'''

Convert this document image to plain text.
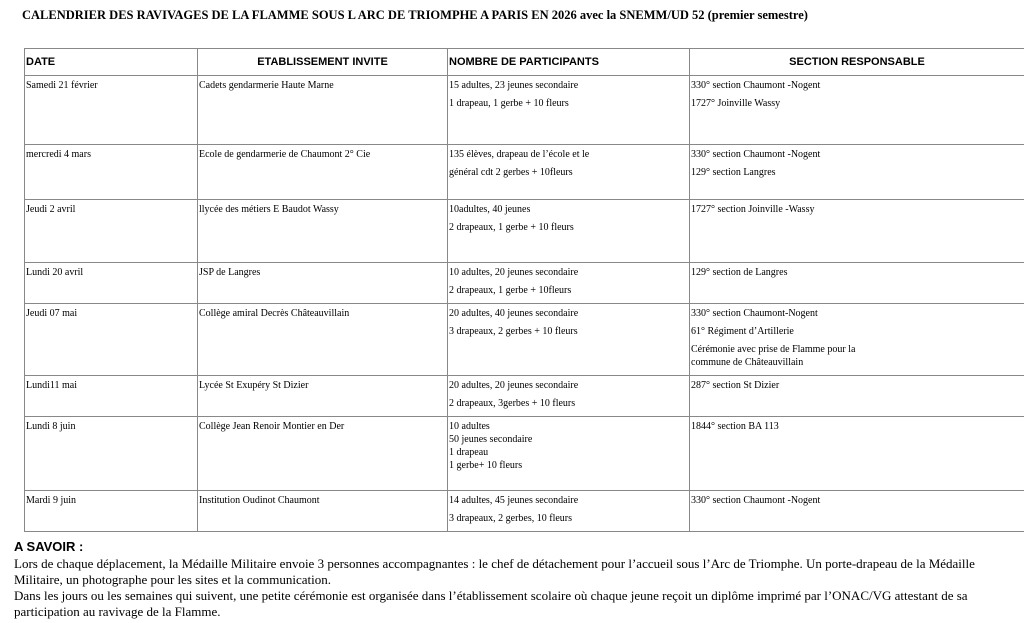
CALENDRIER DES RAVIVAGES DE LA FLAMME SOUS L ARC DE TRIOMPHE A PARIS EN 2026 avec la SNEMM/UD 52 (premier semestre)
DATE	ETABLISSEMENT INVITE	NOMBRE DE PARTICIPANTS	SECTION RESPONSABLE

Samedi 21 février	Cadets gendarmerie Haute Marne	15 adultes, 23 jeunes secondaire
1 drapeau, 1 gerbe + 10 fleurs	330° section Chaumont -Nogent
1727° Joinville Wassy

mercredi 4 mars	Ecole de gendarmerie de Chaumont 2° Cie	135 élèves, drapeau de l’école et le
général cdt 2 gerbes + 10fleurs	330° section Chaumont -Nogent
129° section Langres

Jeudi 2 avril	llycée des métiers E Baudot Wassy	10adultes, 40 jeunes
2 drapeaux, 1 gerbe + 10 fleurs	1727° section Joinville -Wassy

Lundi 20 avril	JSP de Langres	10 adultes, 20 jeunes secondaire
2 drapeaux, 1 gerbe + 10fleurs	129° section de Langres

Jeudi 07 mai	Collège amiral Decrès Châteauvillain	20 adultes, 40 jeunes secondaire
3 drapeaux, 2 gerbes + 10 fleurs	330° section Chaumont-Nogent
61° Régiment d’Artillerie
Cérémonie avec prise de Flamme pour la
commune de Châteauvillain

Lundi11 mai	Lycée St Exupéry St Dizier	20 adultes, 20 jeunes secondaire
2 drapeaux, 3gerbes + 10 fleurs	287° section St Dizier

Lundi 8 juin	Collège Jean Renoir Montier en Der	10 adultes
50 jeunes secondaire
1 drapeau
1 gerbe+ 10 fleurs	1844° section BA 113

Mardi 9 juin	Institution Oudinot Chaumont	14 adultes, 45 jeunes secondaire
3 drapeaux, 2 gerbes, 10 fleurs	330° section Chaumont -Nogent
A SAVOIR :
Lors de chaque déplacement, la Médaille Militaire envoie 3 personnes accompagnantes : le chef de détachement pour l’accueil sous l’Arc de Triomphe. Un porte-drapeau de la Médaille Militaire, un photographe pour les sites et la communication.
Dans les jours ou les semaines qui suivent, une petite cérémonie est organisée dans l’établissement scolaire où chaque jeune reçoit un diplôme imprimé par l’ONAC/VG attestant de sa participation au ravivage de la Flamme.
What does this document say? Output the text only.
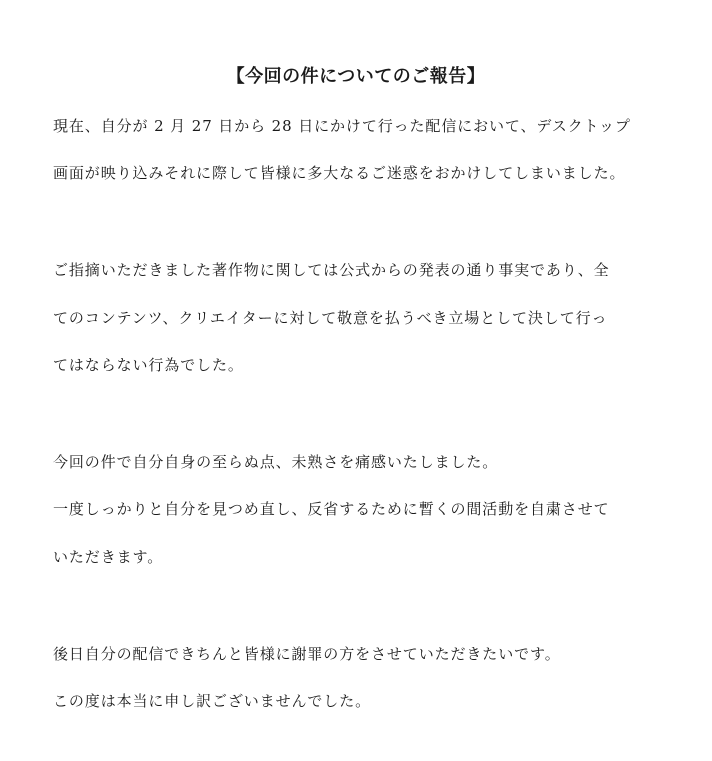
【今回の件についてのご報告】
現在、自分が 2 月 27 日から 28 日にかけて行った配信において、デスクトップ
画面が映り込みそれに際して皆様に多大なるご迷惑をおかけしてしまいました。
ご指摘いただきました著作物に関しては公式からの発表の通り事実であり、全
てのコンテンツ、クリエイターに対して敬意を払うべき立場として決して行っ
てはならない行為でした。
今回の件で自分自身の至らぬ点、未熟さを痛感いたしました。
一度しっかりと自分を見つめ直し、反省するために暫くの間活動を自粛させて
いただきます。
後日自分の配信できちんと皆様に謝罪の方をさせていただきたいです。
この度は本当に申し訳ございませんでした。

'''

WHAT IS BEING ASKED:
Exactly reproduce the entries above, minus the pictures.

EXERCISE ANSWER:
Convert this document image to plain text.
CALENDRIER DES RAVIVAGES DE LA FLAMME SOUS L ARC DE TRIOMPHE A PARIS EN 2026 avec la SNEMM/UD 52 (premier semestre)
DATE	ETABLISSEMENT INVITE	NOMBRE DE PARTICIPANTS	SECTION RESPONSABLE

Samedi 21 février	Cadets gendarmerie Haute Marne	15 adultes, 23 jeunes secondaire
1 drapeau, 1 gerbe + 10 fleurs	330° section Chaumont -Nogent
1727° Joinville Wassy

mercredi 4 mars	Ecole de gendarmerie de Chaumont 2° Cie	135 élèves, drapeau de l’école et le
général cdt 2 gerbes + 10fleurs	330° section Chaumont -Nogent
129° section Langres

Jeudi 2 avril	llycée des métiers E Baudot Wassy	10adultes, 40 jeunes
2 drapeaux, 1 gerbe + 10 fleurs	1727° section Joinville -Wassy

Lundi 20 avril	JSP de Langres	10 adultes, 20 jeunes secondaire
2 drapeaux, 1 gerbe + 10fleurs	129° section de Langres

Jeudi 07 mai	Collège amiral Decrès Châteauvillain	20 adultes, 40 jeunes secondaire
3 drapeaux, 2 gerbes + 10 fleurs	330° section Chaumont-Nogent
61° Régiment d’Artillerie
Cérémonie avec prise de Flamme pour la
commune de Châteauvillain

Lundi11 mai	Lycée St Exupéry St Dizier	20 adultes, 20 jeunes secondaire
2 drapeaux, 3gerbes + 10 fleurs	287° section St Dizier

Lundi 8 juin	Collège Jean Renoir Montier en Der	10 adultes
50 jeunes secondaire
1 drapeau
1 gerbe+ 10 fleurs	1844° section BA 113

Mardi 9 juin	Institution Oudinot Chaumont	14 adultes, 45 jeunes secondaire
3 drapeaux, 2 gerbes, 10 fleurs	330° section Chaumont -Nogent
A SAVOIR :
Lors de chaque déplacement, la Médaille Militaire envoie 3 personnes accompagnantes : le chef de détachement pour l’accueil sous l’Arc de Triomphe. Un porte-drapeau de la Médaille Militaire, un photographe pour les sites et la communication.
Dans les jours ou les semaines qui suivent, une petite cérémonie est organisée dans l’établissement scolaire où chaque jeune reçoit un diplôme imprimé par l’ONAC/VG attestant de sa participation au ravivage de la Flamme.
What does this document say? Output the text only.
【今回の件についてのご報告】
現在、自分が 2 月 27 日から 28 日にかけて行った配信において、デスクトップ
画面が映り込みそれに際して皆様に多大なるご迷惑をおかけしてしまいました。
ご指摘いただきました著作物に関しては公式からの発表の通り事実であり、全
てのコンテンツ、クリエイターに対して敬意を払うべき立場として決して行っ
てはならない行為でした。
今回の件で自分自身の至らぬ点、未熟さを痛感いたしました。
一度しっかりと自分を見つめ直し、反省するために暫くの間活動を自粛させて
いただきます。
後日自分の配信できちんと皆様に謝罪の方をさせていただきたいです。
この度は本当に申し訳ございませんでした。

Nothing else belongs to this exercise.